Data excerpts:
————

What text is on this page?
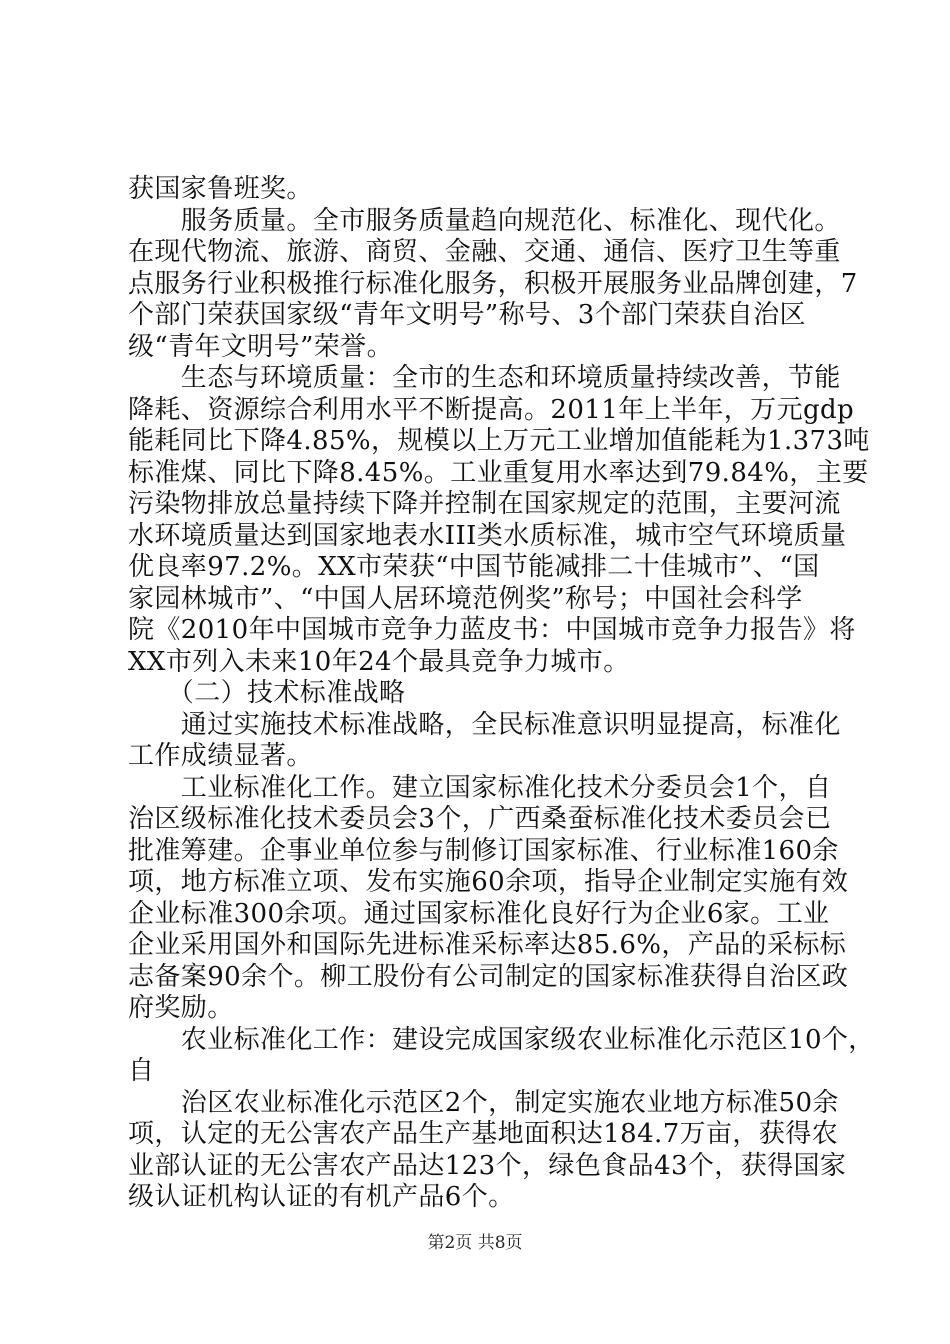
获国家鲁班奖。
　　服务质量。全市服务质量趋向规范化、标准化、现代化。
在现代物流、旅游、商贸、金融、交通、通信、医疗卫生等重
点服务行业积极推行标准化服务，积极开展服务业品牌创建，7
个部门荣获国家级“青年文明号”称号、3个部门荣获自治区
级“青年文明号”荣誉。
　　生态与环境质量：全市的生态和环境质量持续改善，节能
降耗、资源综合利用水平不断提高。2011年上半年，万元gdp
能耗同比下降4.85%，规模以上万元工业增加值能耗为1.373吨
标准煤、同比下降8.45%。工业重复用水率达到79.84%，主要
污染物排放总量持续下降并控制在国家规定的范围，主要河流
水环境质量达到国家地表水III类水质标准，城市空气环境质量
优良率97.2%。XX市荣获“中国节能减排二十佳城市”、“国
家园林城市”、“中国人居环境范例奖”称号；中国社会科学
院《2010年中国城市竞争力蓝皮书：中国城市竞争力报告》将
XX市列入未来10年24个最具竞争力城市。
　　（二）技术标准战略
　　通过实施技术标准战略，全民标准意识明显提高，标准化
工作成绩显著。
　　工业标准化工作。建立国家标准化技术分委员会1个，自
治区级标准化技术委员会3个，广西桑蚕标准化技术委员会已
批准筹建。企事业单位参与制修订国家标准、行业标准160余
项，地方标准立项、发布实施60余项，指导企业制定实施有效
企业标准300余项。通过国家标准化良好行为企业6家。工业
企业采用国外和国际先进标准采标率达85.6%，产品的采标标
志备案90余个。柳工股份有公司制定的国家标准获得自治区政
府奖励。
　　农业标准化工作：建设完成国家级农业标准化示范区10个，
自
　　治区农业标准化示范区2个，制定实施农业地方标准50余
项，认定的无公害农产品生产基地面积达184.7万亩，获得农
业部认证的无公害农产品达123个，绿色食品43个，获得国家
级认证机构认证的有机产品6个。
第2页 共8页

————

Task requirements -> Pictures in the data above should not be copied; transcribe everything else exactly.

Task answer ->
What text is on this page?
获国家鲁班奖。
　　服务质量。全市服务质量趋向规范化、标准化、现代化。
在现代物流、旅游、商贸、金融、交通、通信、医疗卫生等重
点服务行业积极推行标准化服务，积极开展服务业品牌创建，7
个部门荣获国家级“青年文明号”称号、3个部门荣获自治区
级“青年文明号”荣誉。
　　生态与环境质量：全市的生态和环境质量持续改善，节能
降耗、资源综合利用水平不断提高。2011年上半年，万元gdp
能耗同比下降4.85%，规模以上万元工业增加值能耗为1.373吨
标准煤、同比下降8.45%。工业重复用水率达到79.84%，主要
污染物排放总量持续下降并控制在国家规定的范围，主要河流
水环境质量达到国家地表水III类水质标准，城市空气环境质量
优良率97.2%。XX市荣获“中国节能减排二十佳城市”、“国
家园林城市”、“中国人居环境范例奖”称号；中国社会科学
院《2010年中国城市竞争力蓝皮书：中国城市竞争力报告》将
XX市列入未来10年24个最具竞争力城市。
　　（二）技术标准战略
　　通过实施技术标准战略，全民标准意识明显提高，标准化
工作成绩显著。
　　工业标准化工作。建立国家标准化技术分委员会1个，自
治区级标准化技术委员会3个，广西桑蚕标准化技术委员会已
批准筹建。企事业单位参与制修订国家标准、行业标准160余
项，地方标准立项、发布实施60余项，指导企业制定实施有效
企业标准300余项。通过国家标准化良好行为企业6家。工业
企业采用国外和国际先进标准采标率达85.6%，产品的采标标
志备案90余个。柳工股份有公司制定的国家标准获得自治区政
府奖励。
　　农业标准化工作：建设完成国家级农业标准化示范区10个，
自
　　治区农业标准化示范区2个，制定实施农业地方标准50余
项，认定的无公害农产品生产基地面积达184.7万亩，获得农
业部认证的无公害农产品达123个，绿色食品43个，获得国家
级认证机构认证的有机产品6个。
第2页 共8页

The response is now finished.